→ Task goal:
Search the records below for the string "United" and copy each line where it turns up.

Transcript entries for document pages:
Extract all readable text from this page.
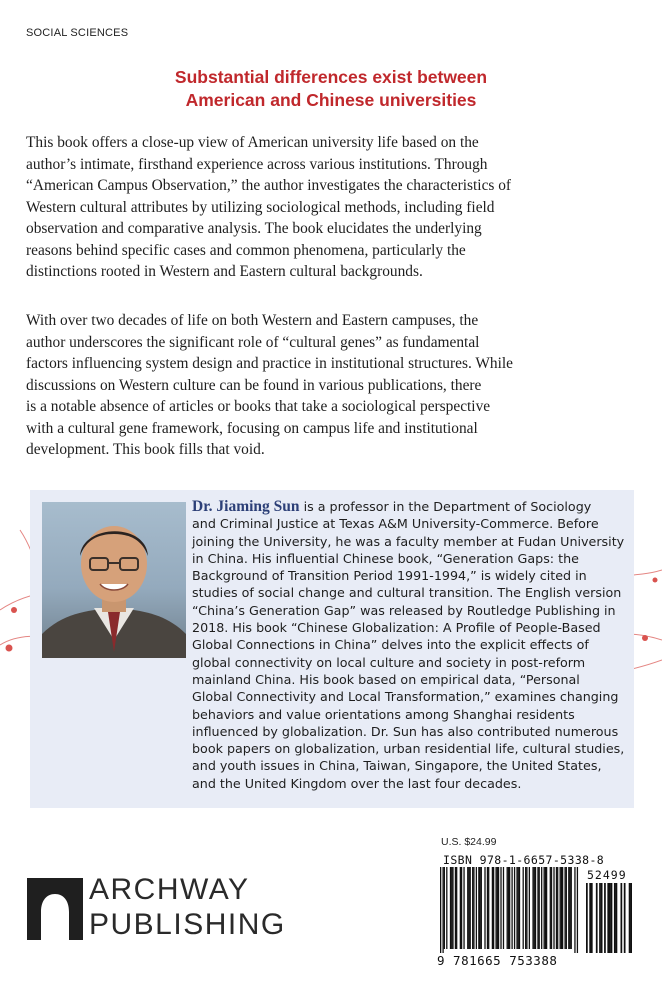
SOCIAL SCIENCES
Substantial differences exist between
American and Chinese universities
This book offers a close-up view of American university life based on the
author’s intimate, firsthand experience across various institutions. Through
“American Campus Observation,” the author investigates the characteristics of
Western cultural attributes by utilizing sociological methods, including field
observation and comparative analysis. The book elucidates the underlying
reasons behind specific cases and common phenomena, particularly the
distinctions rooted in Western and Eastern cultural backgrounds.
With over two decades of life on both Western and Eastern campuses, the
author underscores the significant role of “cultural genes” as fundamental
factors influencing system design and practice in institutional structures. While
discussions on Western culture can be found in various publications, there
is a notable absence of articles or books that take a sociological perspective
with a cultural gene framework, focusing on campus life and institutional
development. This book fills that void.
Dr. Jiaming Sun is a professor in the Department of Sociology
and Criminal Justice at Texas A&M University-Commerce. Before
joining the University, he was a faculty member at Fudan University
in China. His influential Chinese book, “Generation Gaps: the
Background of Transition Period 1991-1994,” is widely cited in
studies of social change and cultural transition. The English version
“China’s Generation Gap” was released by Routledge Publishing in
2018. His book “Chinese Globalization: A Profile of People-Based
Global Connections in China” delves into the explicit effects of
global connectivity on local culture and society in post-reform
mainland China. His book based on empirical data, “Personal
Global Connectivity and Local Transformation,” examines changing
behaviors and value orientations among Shanghai residents
influenced by globalization. Dr. Sun has also contributed numerous
book papers on globalization, urban residential life, cultural studies,
and youth issues in China, Taiwan, Singapore, the United States,
and the United Kingdom over the last four decades.
ARCHWAY
PUBLISHING
U.S. $24.99
ISBN 978-1-6657-5338-8
52499
9 781665 753388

→ Task output:
and youth issues in China, Taiwan, Singapore, the United States,
and the United Kingdom over the last four decades.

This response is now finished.